## BEGIN Supplied entries
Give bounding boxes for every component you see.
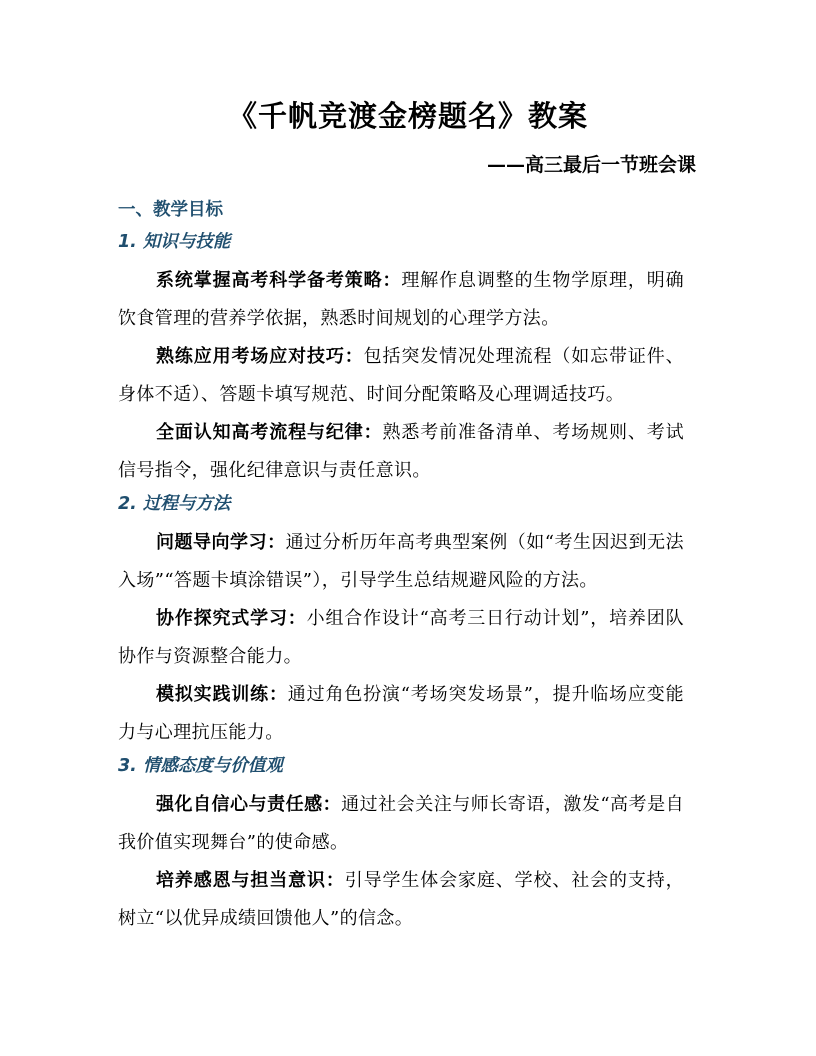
paragraph: 协作探究式学习：小组合作设计“高考三日行动计划”，培养团队协作与资源整合能力。 [118,600,684,676]
paragraph: 培养感恩与担当意识：引导学生体会家庭、学校、社会的支持，树立“以优异成绩回馈他人… [118,862,684,938]
paragraph-lead: 系统掌握高考科学备考策略： [156,270,401,291]
paragraph: 全面认知高考流程与纪律：熟悉考前准备清单、考场规则、考试信号指令，强化纪律意识与… [118,414,684,490]
document-page: 《千帆竞渡金榜题名》教案 ——高三最后一节班会课 一、教学目标 1. 知识与技能… [0,0,816,1056]
document-subtitle: ——高三最后一节班会课 [487,152,696,178]
paragraph-lead: 模拟实践训练： [156,684,288,705]
document-body: 一、教学目标 1. 知识与技能 系统掌握高考科学备考策略：理解作息调整的生物学原… [118,196,684,938]
paragraph-lead: 协作探究式学习： [156,608,307,629]
paragraph: 熟练应用考场应对技巧：包括突发情况处理流程（如忘带证件、身体不适）、答题卡填写规… [118,338,684,414]
paragraph: 系统掌握高考科学备考策略：理解作息调整的生物学原理，明确饮食管理的营养学依据，熟… [118,262,684,338]
paragraph-lead: 全面认知高考流程与纪律： [156,422,382,443]
subsection-heading-process-methods: 2. 过程与方法 [118,490,684,518]
paragraph: 问题导向学习：通过分析历年高考典型案例（如“考生因迟到无法入场”“答题卡填涂错误… [118,524,684,600]
paragraph-lead: 强化自信心与责任感： [156,794,341,815]
paragraph-lead: 问题导向学习： [156,532,286,553]
paragraph-lead: 熟练应用考场应对技巧： [156,346,364,367]
section-heading-teaching-objectives: 一、教学目标 [118,196,684,224]
document-title: 《千帆竞渡金榜题名》教案 [0,96,816,136]
paragraph-lead: 培养感恩与担当意识： [156,870,345,891]
subsection-heading-knowledge-skills: 1. 知识与技能 [118,228,684,256]
subsection-heading-attitudes-values: 3. 情感态度与价值观 [118,752,684,780]
paragraph: 强化自信心与责任感：通过社会关注与师长寄语，激发“高考是自我价值实现舞台”的使命… [118,786,684,862]
paragraph: 模拟实践训练：通过角色扮演“考场突发场景”，提升临场应变能力与心理抗压能力。 [118,676,684,752]
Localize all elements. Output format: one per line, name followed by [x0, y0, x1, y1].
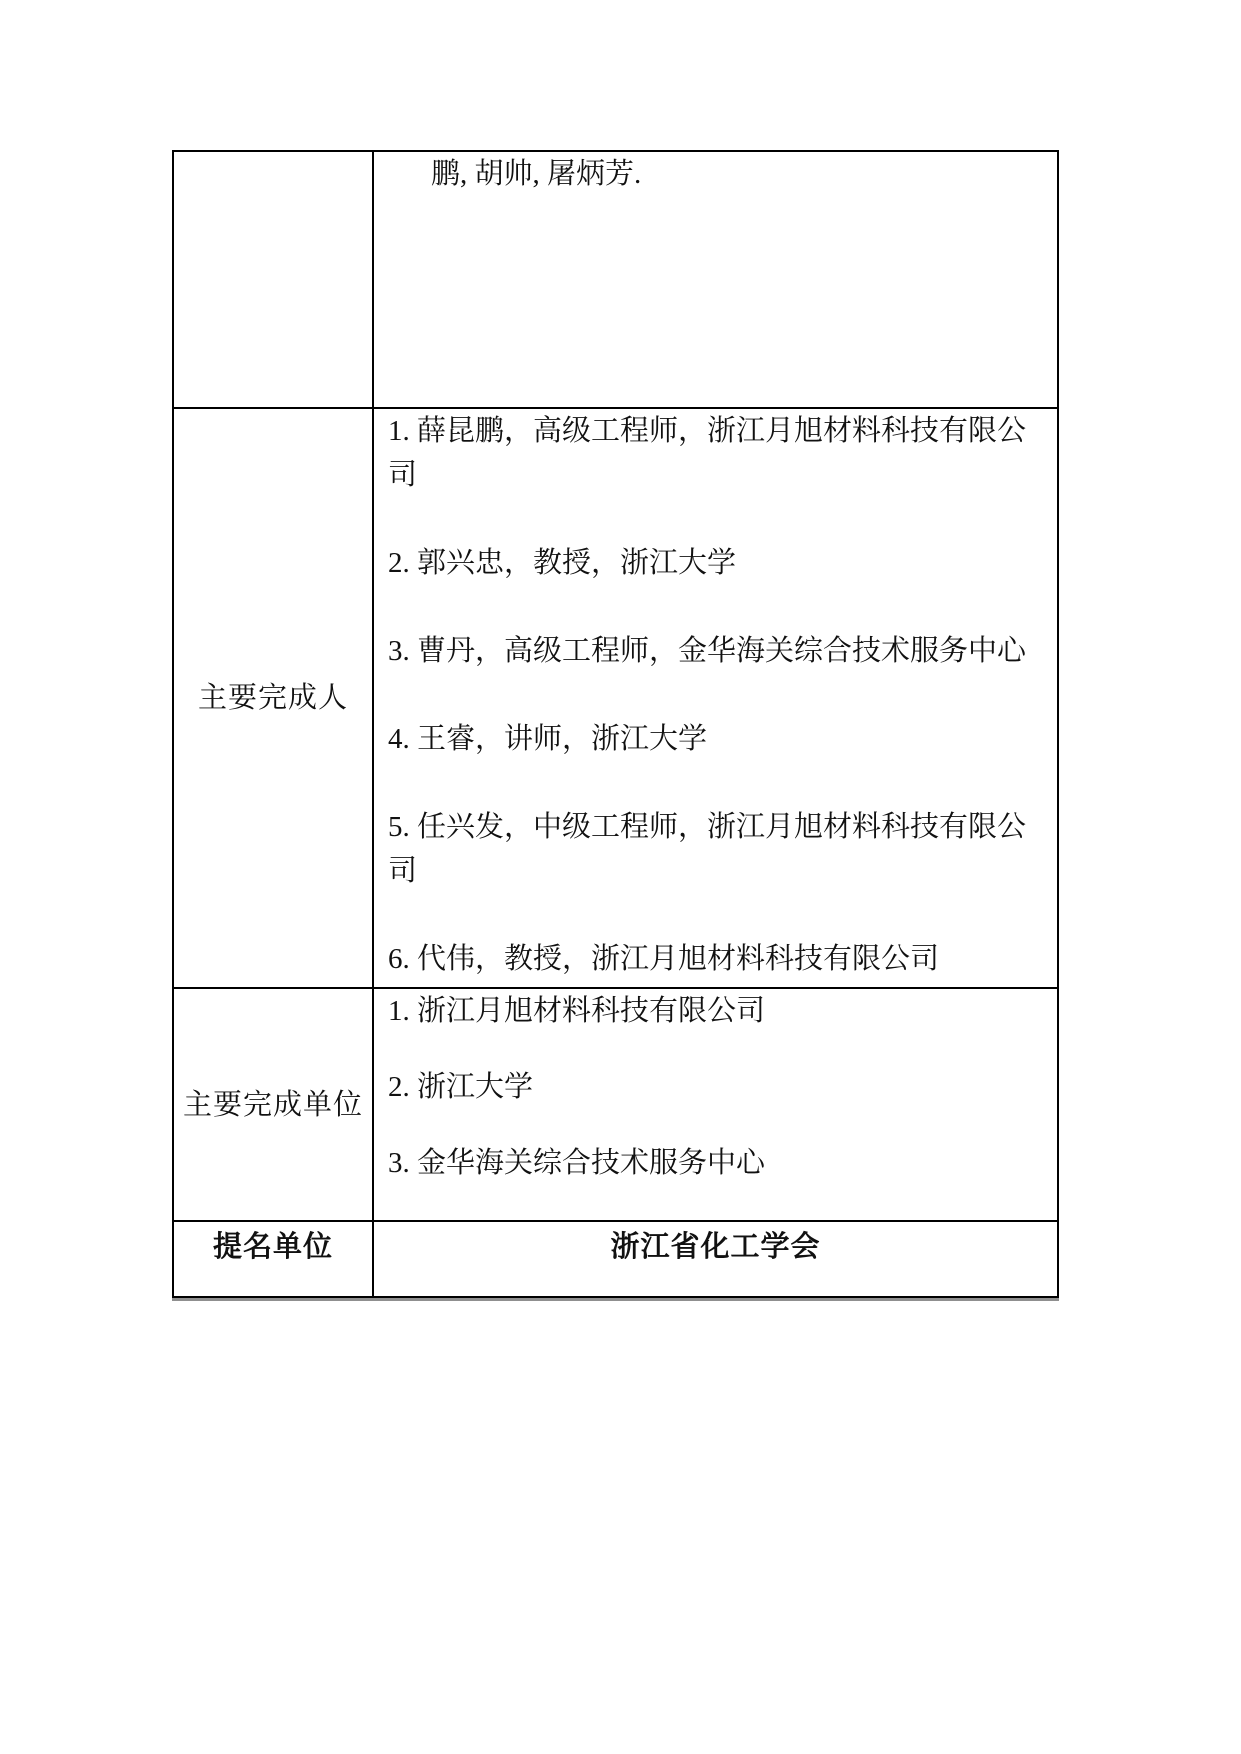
nominator-value: 浙江省化工学会	[610, 1225, 820, 1269]
document-page: 鹏, 胡帅, 屠炳芳. 主要完成人 1. 薛昆鹏，高级工程师，浙江月旭材料科技有…	[0, 0, 1241, 1754]
units-label-cell: 主要完成单位	[174, 987, 372, 1220]
completer-item: 2. 郭兴忠，教授，浙江大学	[388, 541, 1043, 585]
unit-item: 3. 金华海关综合技术服务中心	[388, 1141, 1043, 1185]
unit-item: 2. 浙江大学	[388, 1065, 1043, 1109]
completers-label: 主要完成人	[198, 676, 348, 720]
completer-item: 5. 任兴发，中级工程师，浙江月旭材料科技有限公司	[388, 805, 1043, 893]
nominator-value-cell: 浙江省化工学会	[372, 1220, 1057, 1296]
continuation-label-cell	[174, 152, 372, 407]
nomination-form-table: 鹏, 胡帅, 屠炳芳. 主要完成人 1. 薛昆鹏，高级工程师，浙江月旭材料科技有…	[172, 150, 1059, 1298]
completer-item: 3. 曹丹，高级工程师，金华海关综合技术服务中心	[388, 629, 1043, 673]
completer-item: 4. 王睿，讲师，浙江大学	[388, 717, 1043, 761]
units-label: 主要完成单位	[183, 1083, 363, 1127]
nominator-label: 提名单位	[213, 1225, 333, 1269]
nominator-label-cell: 提名单位	[174, 1220, 372, 1296]
continuation-text-cell: 鹏, 胡帅, 屠炳芳.	[372, 152, 1057, 407]
completer-item: 1. 薛昆鹏，高级工程师，浙江月旭材料科技有限公司	[388, 409, 1043, 497]
unit-item: 1. 浙江月旭材料科技有限公司	[388, 989, 1043, 1033]
completers-label-cell: 主要完成人	[174, 407, 372, 987]
completers-list-cell: 1. 薛昆鹏，高级工程师，浙江月旭材料科技有限公司 2. 郭兴忠，教授，浙江大学…	[372, 407, 1057, 987]
completer-item: 6. 代伟，教授，浙江月旭材料科技有限公司	[388, 937, 1043, 981]
reference-continuation-text: 鹏, 胡帅, 屠炳芳.	[388, 152, 1043, 196]
units-list-cell: 1. 浙江月旭材料科技有限公司 2. 浙江大学 3. 金华海关综合技术服务中心	[372, 987, 1057, 1220]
## END Supplied entries
Copy out every line of the records above word for word, leaving out the pictures.

▶ Solution to the problem
Give bounding boxes for every component you see.
paragraph: 协作探究式学习：小组合作设计“高考三日行动计划”，培养团队协作与资源整合能力。 [118,600,684,676]
paragraph: 培养感恩与担当意识：引导学生体会家庭、学校、社会的支持，树立“以优异成绩回馈他人… [118,862,684,938]
paragraph-lead: 系统掌握高考科学备考策略： [156,270,401,291]
paragraph: 全面认知高考流程与纪律：熟悉考前准备清单、考场规则、考试信号指令，强化纪律意识与… [118,414,684,490]
document-page: 《千帆竞渡金榜题名》教案 ——高三最后一节班会课 一、教学目标 1. 知识与技能… [0,0,816,1056]
document-subtitle: ——高三最后一节班会课 [487,152,696,178]
paragraph-lead: 模拟实践训练： [156,684,288,705]
document-body: 一、教学目标 1. 知识与技能 系统掌握高考科学备考策略：理解作息调整的生物学原… [118,196,684,938]
paragraph-lead: 协作探究式学习： [156,608,307,629]
paragraph: 熟练应用考场应对技巧：包括突发情况处理流程（如忘带证件、身体不适）、答题卡填写规… [118,338,684,414]
paragraph: 系统掌握高考科学备考策略：理解作息调整的生物学原理，明确饮食管理的营养学依据，熟… [118,262,684,338]
paragraph-lead: 全面认知高考流程与纪律： [156,422,382,443]
subsection-heading-process-methods: 2. 过程与方法 [118,490,684,518]
paragraph: 问题导向学习：通过分析历年高考典型案例（如“考生因迟到无法入场”“答题卡填涂错误… [118,524,684,600]
paragraph-lead: 强化自信心与责任感： [156,794,341,815]
paragraph-lead: 问题导向学习： [156,532,286,553]
paragraph-lead: 熟练应用考场应对技巧： [156,346,364,367]
section-heading-teaching-objectives: 一、教学目标 [118,196,684,224]
document-title: 《千帆竞渡金榜题名》教案 [0,96,816,136]
paragraph-lead: 培养感恩与担当意识： [156,870,345,891]
subsection-heading-knowledge-skills: 1. 知识与技能 [118,228,684,256]
subsection-heading-attitudes-values: 3. 情感态度与价值观 [118,752,684,780]
paragraph: 强化自信心与责任感：通过社会关注与师长寄语，激发“高考是自我价值实现舞台”的使命… [118,786,684,862]
paragraph: 模拟实践训练：通过角色扮演“考场突发场景”，提升临场应变能力与心理抗压能力。 [118,676,684,752]
Localize all elements. Output format: one per line, name followed by [x0, y0, x1, y1].
nominator-value: 浙江省化工学会	[610, 1225, 820, 1269]
document-page: 鹏, 胡帅, 屠炳芳. 主要完成人 1. 薛昆鹏，高级工程师，浙江月旭材料科技有…	[0, 0, 1241, 1754]
units-label-cell: 主要完成单位	[174, 987, 372, 1220]
completer-item: 2. 郭兴忠，教授，浙江大学	[388, 541, 1043, 585]
unit-item: 3. 金华海关综合技术服务中心	[388, 1141, 1043, 1185]
unit-item: 2. 浙江大学	[388, 1065, 1043, 1109]
completers-label: 主要完成人	[198, 676, 348, 720]
completer-item: 5. 任兴发，中级工程师，浙江月旭材料科技有限公司	[388, 805, 1043, 893]
nominator-value-cell: 浙江省化工学会	[372, 1220, 1057, 1296]
continuation-label-cell	[174, 152, 372, 407]
nomination-form-table: 鹏, 胡帅, 屠炳芳. 主要完成人 1. 薛昆鹏，高级工程师，浙江月旭材料科技有…	[172, 150, 1059, 1298]
completer-item: 3. 曹丹，高级工程师，金华海关综合技术服务中心	[388, 629, 1043, 673]
completer-item: 4. 王睿，讲师，浙江大学	[388, 717, 1043, 761]
units-label: 主要完成单位	[183, 1083, 363, 1127]
nominator-label: 提名单位	[213, 1225, 333, 1269]
nominator-label-cell: 提名单位	[174, 1220, 372, 1296]
continuation-text-cell: 鹏, 胡帅, 屠炳芳.	[372, 152, 1057, 407]
completer-item: 1. 薛昆鹏，高级工程师，浙江月旭材料科技有限公司	[388, 409, 1043, 497]
unit-item: 1. 浙江月旭材料科技有限公司	[388, 989, 1043, 1033]
completers-label-cell: 主要完成人	[174, 407, 372, 987]
completers-list-cell: 1. 薛昆鹏，高级工程师，浙江月旭材料科技有限公司 2. 郭兴忠，教授，浙江大学…	[372, 407, 1057, 987]
completer-item: 6. 代伟，教授，浙江月旭材料科技有限公司	[388, 937, 1043, 981]
reference-continuation-text: 鹏, 胡帅, 屠炳芳.	[388, 152, 1043, 196]
units-list-cell: 1. 浙江月旭材料科技有限公司 2. 浙江大学 3. 金华海关综合技术服务中心	[372, 987, 1057, 1220]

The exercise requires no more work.